[Extracts from a graphics dataset]
--- BEGIN ---

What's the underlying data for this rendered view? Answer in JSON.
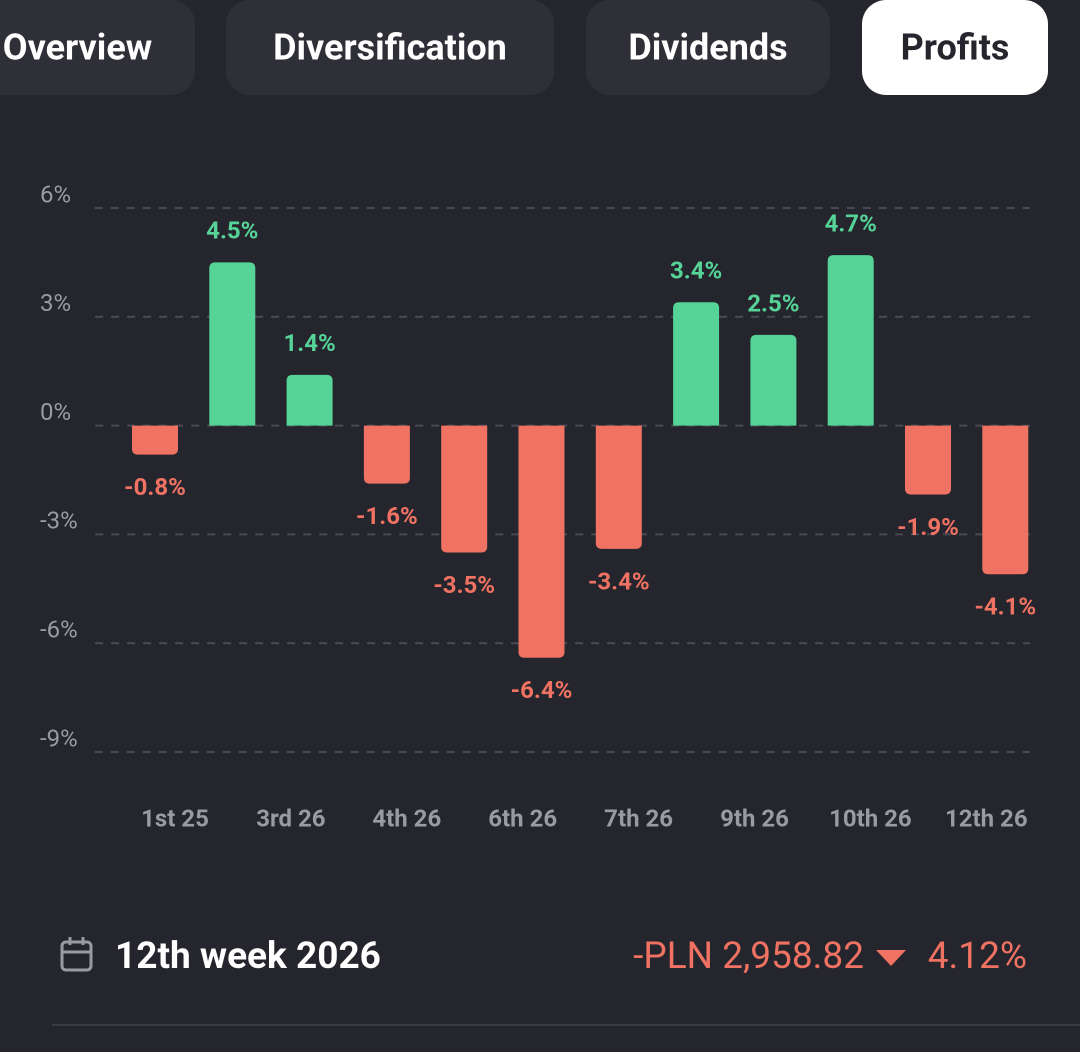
{
  "tabs": [
    "Overview",
    "Diversification",
    "Dividends",
    "Profits"
  ],
  "active_tab": "Profits",
  "chart_data": {
    "type": "bar",
    "values": [
      -0.8,
      4.5,
      1.4,
      -1.6,
      -3.5,
      -6.4,
      -3.4,
      3.4,
      2.5,
      4.7,
      -1.9,
      -4.1
    ],
    "value_labels": [
      "-0.8%",
      "4.5%",
      "1.4%",
      "-1.6%",
      "-3.5%",
      "-6.4%",
      "-3.4%",
      "3.4%",
      "2.5%",
      "4.7%",
      "-1.9%",
      "-4.1%"
    ],
    "x_tick_labels": [
      "1st 25",
      "3rd 26",
      "4th 26",
      "6th 26",
      "7th 26",
      "9th 26",
      "10th 26",
      "12th 26"
    ],
    "ylim": [
      -9,
      6
    ],
    "yticks": [
      {
        "value": 6,
        "label": "6%"
      },
      {
        "value": 3,
        "label": "3%"
      },
      {
        "value": 0,
        "label": "0%"
      },
      {
        "value": -3,
        "label": "-3%"
      },
      {
        "value": -6,
        "label": "-6%"
      },
      {
        "value": -9,
        "label": "-9%"
      }
    ],
    "positive_color": "#56d497",
    "negative_color": "#f07262",
    "grid": true
  },
  "summary": {
    "period": "12th week 2026",
    "amount": "-PLN 2,958.82",
    "change": "4.12%"
  }
}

--- END ---

→ Aim
Repeat each entry exactly as it appears; skip any picture.

→ Response
What's the underlying data for this rendered view? Answer in JSON.
{
  "tabs": [
    "Overview",
    "Diversification",
    "Dividends",
    "Profits"
  ],
  "active_tab": "Profits",
  "chart_data": {
    "type": "bar",
    "values": [
      -0.8,
      4.5,
      1.4,
      -1.6,
      -3.5,
      -6.4,
      -3.4,
      3.4,
      2.5,
      4.7,
      -1.9,
      -4.1
    ],
    "value_labels": [
      "-0.8%",
      "4.5%",
      "1.4%",
      "-1.6%",
      "-3.5%",
      "-6.4%",
      "-3.4%",
      "3.4%",
      "2.5%",
      "4.7%",
      "-1.9%",
      "-4.1%"
    ],
    "x_tick_labels": [
      "1st 25",
      "3rd 26",
      "4th 26",
      "6th 26",
      "7th 26",
      "9th 26",
      "10th 26",
      "12th 26"
    ],
    "ylim": [
      -9,
      6
    ],
    "yticks": [
      {
        "value": 6,
        "label": "6%"
      },
      {
        "value": 3,
        "label": "3%"
      },
      {
        "value": 0,
        "label": "0%"
      },
      {
        "value": -3,
        "label": "-3%"
      },
      {
        "value": -6,
        "label": "-6%"
      },
      {
        "value": -9,
        "label": "-9%"
      }
    ],
    "positive_color": "#56d497",
    "negative_color": "#f07262",
    "grid": true
  },
  "summary": {
    "period": "12th week 2026",
    "amount": "-PLN 2,958.82",
    "change": "4.12%"
  }
}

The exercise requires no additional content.